• **Data rows**:
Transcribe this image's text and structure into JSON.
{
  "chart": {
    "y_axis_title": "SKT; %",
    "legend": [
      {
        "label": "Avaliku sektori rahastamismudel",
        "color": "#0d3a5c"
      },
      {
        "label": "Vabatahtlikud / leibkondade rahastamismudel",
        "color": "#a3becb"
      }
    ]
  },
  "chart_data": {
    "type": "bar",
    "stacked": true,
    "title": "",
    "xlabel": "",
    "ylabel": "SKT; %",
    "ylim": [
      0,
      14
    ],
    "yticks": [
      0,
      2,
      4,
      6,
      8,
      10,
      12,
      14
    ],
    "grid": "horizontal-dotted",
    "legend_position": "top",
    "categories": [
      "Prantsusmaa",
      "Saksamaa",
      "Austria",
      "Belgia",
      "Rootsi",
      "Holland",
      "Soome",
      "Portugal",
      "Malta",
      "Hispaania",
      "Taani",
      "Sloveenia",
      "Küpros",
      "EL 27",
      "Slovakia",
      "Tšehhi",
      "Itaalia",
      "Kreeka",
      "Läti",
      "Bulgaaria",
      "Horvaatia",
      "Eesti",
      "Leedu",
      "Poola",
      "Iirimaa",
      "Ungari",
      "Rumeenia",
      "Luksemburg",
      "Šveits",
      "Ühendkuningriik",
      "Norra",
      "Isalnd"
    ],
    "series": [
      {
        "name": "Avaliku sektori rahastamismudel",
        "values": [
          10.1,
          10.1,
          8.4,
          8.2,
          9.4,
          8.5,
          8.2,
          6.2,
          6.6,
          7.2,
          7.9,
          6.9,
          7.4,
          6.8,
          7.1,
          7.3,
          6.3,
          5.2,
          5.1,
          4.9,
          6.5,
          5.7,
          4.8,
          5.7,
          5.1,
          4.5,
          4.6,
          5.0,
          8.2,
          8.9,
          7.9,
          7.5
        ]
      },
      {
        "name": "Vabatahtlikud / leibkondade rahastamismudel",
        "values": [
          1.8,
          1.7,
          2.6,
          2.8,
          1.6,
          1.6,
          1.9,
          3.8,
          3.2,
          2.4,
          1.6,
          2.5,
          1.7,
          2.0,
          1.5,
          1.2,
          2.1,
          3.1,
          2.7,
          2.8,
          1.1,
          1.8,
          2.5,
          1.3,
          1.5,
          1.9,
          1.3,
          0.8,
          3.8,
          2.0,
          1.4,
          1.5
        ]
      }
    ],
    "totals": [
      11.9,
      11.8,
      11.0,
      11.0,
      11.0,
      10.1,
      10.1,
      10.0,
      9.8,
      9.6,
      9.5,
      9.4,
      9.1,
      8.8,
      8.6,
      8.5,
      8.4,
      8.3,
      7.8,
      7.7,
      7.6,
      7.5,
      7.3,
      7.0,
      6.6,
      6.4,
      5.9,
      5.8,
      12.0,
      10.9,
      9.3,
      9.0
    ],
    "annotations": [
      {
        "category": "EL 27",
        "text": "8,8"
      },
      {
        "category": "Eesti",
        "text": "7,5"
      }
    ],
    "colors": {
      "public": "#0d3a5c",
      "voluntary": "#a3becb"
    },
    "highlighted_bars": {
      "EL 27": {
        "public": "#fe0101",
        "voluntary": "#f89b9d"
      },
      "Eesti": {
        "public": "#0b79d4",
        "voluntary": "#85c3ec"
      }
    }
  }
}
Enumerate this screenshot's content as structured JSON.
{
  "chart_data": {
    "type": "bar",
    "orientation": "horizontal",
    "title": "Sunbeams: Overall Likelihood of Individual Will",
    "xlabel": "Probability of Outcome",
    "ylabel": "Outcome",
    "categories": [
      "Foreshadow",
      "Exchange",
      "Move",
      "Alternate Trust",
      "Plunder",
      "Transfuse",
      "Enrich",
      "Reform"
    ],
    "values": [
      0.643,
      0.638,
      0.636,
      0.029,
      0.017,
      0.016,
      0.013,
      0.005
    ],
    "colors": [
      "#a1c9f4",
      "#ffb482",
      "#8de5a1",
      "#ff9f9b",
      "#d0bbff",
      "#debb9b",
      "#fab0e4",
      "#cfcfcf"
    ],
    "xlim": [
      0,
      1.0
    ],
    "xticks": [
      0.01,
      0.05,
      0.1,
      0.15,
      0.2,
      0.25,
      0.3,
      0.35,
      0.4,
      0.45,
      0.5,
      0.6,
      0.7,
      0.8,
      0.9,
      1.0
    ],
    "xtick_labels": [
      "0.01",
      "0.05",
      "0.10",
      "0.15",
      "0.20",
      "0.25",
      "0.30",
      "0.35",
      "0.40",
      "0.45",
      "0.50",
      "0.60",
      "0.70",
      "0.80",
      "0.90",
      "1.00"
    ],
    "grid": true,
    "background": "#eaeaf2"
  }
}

• **Task instructions**: Count every line in the listing above that holds "leibkondade", then report only the count.

• **Exercise output**: 2